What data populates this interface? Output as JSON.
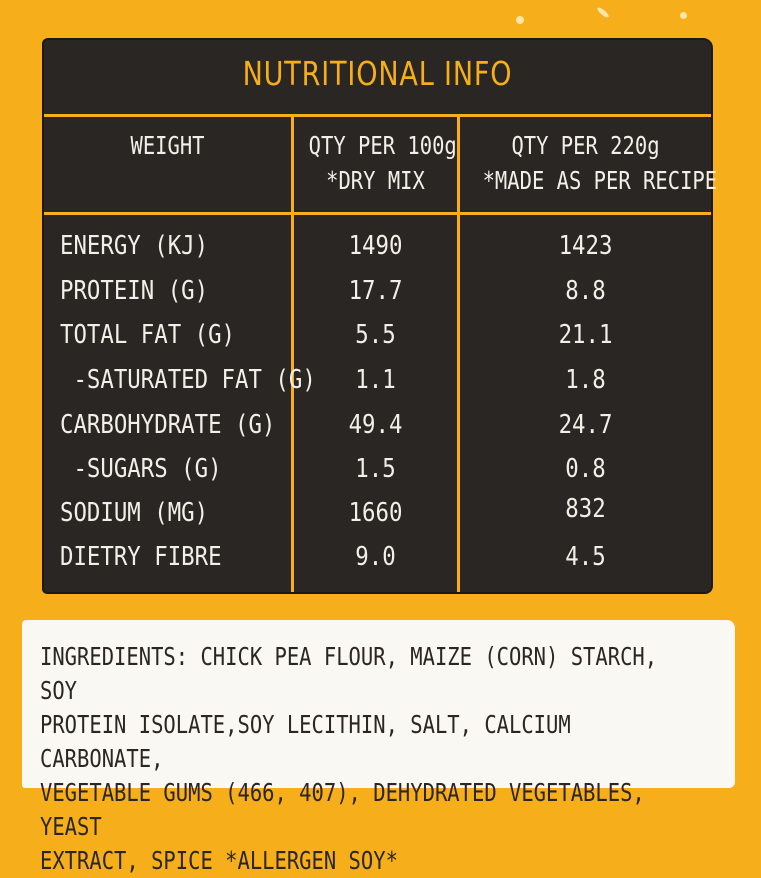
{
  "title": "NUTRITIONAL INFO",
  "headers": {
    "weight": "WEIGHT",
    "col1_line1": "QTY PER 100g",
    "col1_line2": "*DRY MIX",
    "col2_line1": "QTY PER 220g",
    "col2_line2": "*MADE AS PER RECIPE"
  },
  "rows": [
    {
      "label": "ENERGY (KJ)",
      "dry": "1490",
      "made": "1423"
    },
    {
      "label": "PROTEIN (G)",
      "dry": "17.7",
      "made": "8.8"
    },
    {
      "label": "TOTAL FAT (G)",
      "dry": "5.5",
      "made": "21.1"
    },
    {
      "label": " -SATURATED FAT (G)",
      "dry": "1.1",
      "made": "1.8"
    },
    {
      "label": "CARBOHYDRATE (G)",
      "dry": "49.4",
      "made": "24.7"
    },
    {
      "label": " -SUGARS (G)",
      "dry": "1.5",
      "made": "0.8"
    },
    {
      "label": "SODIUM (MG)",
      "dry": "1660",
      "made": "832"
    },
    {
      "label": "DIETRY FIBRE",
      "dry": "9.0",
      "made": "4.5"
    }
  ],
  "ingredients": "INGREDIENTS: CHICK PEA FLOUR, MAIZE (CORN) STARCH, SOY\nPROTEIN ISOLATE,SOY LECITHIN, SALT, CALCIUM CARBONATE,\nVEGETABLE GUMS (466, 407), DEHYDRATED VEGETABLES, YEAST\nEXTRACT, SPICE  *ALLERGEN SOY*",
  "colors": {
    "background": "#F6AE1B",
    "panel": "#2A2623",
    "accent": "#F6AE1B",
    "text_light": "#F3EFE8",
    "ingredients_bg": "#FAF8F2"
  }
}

## Directions for this task
Every line from the data above that contains "label" must appear in the answer.

## Response to the exercise
      "label": "ENERGY (KJ)",
      "label": "PROTEIN (G)",
      "label": "TOTAL FAT (G)",
      "label": " -SATURATED FAT (G)",
      "label": "CARBOHYDRATE (G)",
      "label": " -SUGARS (G)",
      "label": "SODIUM (MG)",
      "label": "DIETRY FIBRE",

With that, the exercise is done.